*Task goal*: Using the data below, copy each line that includes the word "structure".

Raw records:
▬▬▬▬▬▬
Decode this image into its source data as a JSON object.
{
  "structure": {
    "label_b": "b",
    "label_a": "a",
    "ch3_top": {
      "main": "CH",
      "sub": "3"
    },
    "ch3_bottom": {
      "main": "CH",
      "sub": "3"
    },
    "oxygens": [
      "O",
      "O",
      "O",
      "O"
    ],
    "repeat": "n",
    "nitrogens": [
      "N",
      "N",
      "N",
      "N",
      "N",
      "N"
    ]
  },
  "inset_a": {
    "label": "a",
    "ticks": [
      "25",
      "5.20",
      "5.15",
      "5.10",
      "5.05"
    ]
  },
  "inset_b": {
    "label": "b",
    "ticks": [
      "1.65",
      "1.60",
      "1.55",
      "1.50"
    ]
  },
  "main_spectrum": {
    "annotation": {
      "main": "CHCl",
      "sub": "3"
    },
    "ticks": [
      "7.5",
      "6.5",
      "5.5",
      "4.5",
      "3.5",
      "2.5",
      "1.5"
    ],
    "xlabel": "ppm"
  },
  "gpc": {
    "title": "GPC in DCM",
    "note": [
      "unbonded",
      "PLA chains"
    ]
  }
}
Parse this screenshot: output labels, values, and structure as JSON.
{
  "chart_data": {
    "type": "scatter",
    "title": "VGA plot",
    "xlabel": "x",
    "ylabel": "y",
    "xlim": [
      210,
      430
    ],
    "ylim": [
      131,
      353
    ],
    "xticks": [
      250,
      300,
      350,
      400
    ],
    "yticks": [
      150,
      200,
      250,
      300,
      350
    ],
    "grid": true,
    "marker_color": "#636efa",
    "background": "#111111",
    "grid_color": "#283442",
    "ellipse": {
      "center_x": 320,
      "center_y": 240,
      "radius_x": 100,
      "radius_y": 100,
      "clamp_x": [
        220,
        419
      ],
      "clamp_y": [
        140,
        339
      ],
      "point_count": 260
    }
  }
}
▬▬▬▬▬▬
*Written response*:
  "structure": {
Parse this screenshot: output labels, values, and structure as JSON.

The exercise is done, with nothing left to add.